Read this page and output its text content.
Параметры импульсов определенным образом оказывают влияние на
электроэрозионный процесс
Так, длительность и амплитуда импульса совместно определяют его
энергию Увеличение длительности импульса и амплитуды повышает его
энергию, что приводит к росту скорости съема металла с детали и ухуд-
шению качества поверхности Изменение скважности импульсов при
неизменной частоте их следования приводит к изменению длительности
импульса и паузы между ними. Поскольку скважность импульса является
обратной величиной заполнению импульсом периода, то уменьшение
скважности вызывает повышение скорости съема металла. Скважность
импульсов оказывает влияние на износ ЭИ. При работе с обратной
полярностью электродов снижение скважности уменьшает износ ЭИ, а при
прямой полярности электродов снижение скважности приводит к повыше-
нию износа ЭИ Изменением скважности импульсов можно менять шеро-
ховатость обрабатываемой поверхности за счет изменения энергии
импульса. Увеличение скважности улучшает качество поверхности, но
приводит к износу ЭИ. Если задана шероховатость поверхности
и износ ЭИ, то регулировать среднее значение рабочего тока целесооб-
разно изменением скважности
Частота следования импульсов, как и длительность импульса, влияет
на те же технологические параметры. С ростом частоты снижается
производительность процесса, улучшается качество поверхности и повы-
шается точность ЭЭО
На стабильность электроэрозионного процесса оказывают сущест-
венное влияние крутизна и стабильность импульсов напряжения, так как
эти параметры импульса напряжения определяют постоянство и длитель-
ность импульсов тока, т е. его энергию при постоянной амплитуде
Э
--
Problem to solve: Retype all the records, matching them exactly.

Complete response:
Read this page and output its text content.
Параметры импульсов определенным образом оказывают влияние на
электроэрозионный процесс
Так, длительность и амплитуда импульса совместно определяют его
энергию Увеличение длительности импульса и амплитуды повышает его
энергию, что приводит к росту скорости съема металла с детали и ухуд-
шению качества поверхности Изменение скважности импульсов при
неизменной частоте их следования приводит к изменению длительности
импульса и паузы между ними. Поскольку скважность импульса является
обратной величиной заполнению импульсом периода, то уменьшение
скважности вызывает повышение скорости съема металла. Скважность
импульсов оказывает влияние на износ ЭИ. При работе с обратной
полярностью электродов снижение скважности уменьшает износ ЭИ, а при
прямой полярности электродов снижение скважности приводит к повыше-
нию износа ЭИ Изменением скважности импульсов можно менять шеро-
ховатость обрабатываемой поверхности за счет изменения энергии
импульса. Увеличение скважности улучшает качество поверхности, но
приводит к износу ЭИ. Если задана шероховатость поверхности
и износ ЭИ, то регулировать среднее значение рабочего тока целесооб-
разно изменением скважности
Частота следования импульсов, как и длительность импульса, влияет
на те же технологические параметры. С ростом частоты снижается
производительность процесса, улучшается качество поверхности и повы-
шается точность ЭЭО
На стабильность электроэрозионного процесса оказывают сущест-
венное влияние крутизна и стабильность импульсов напряжения, так как
эти параметры импульса напряжения определяют постоянство и длитель-
ность импульсов тока, т е. его энергию при постоянной амплитуде
Э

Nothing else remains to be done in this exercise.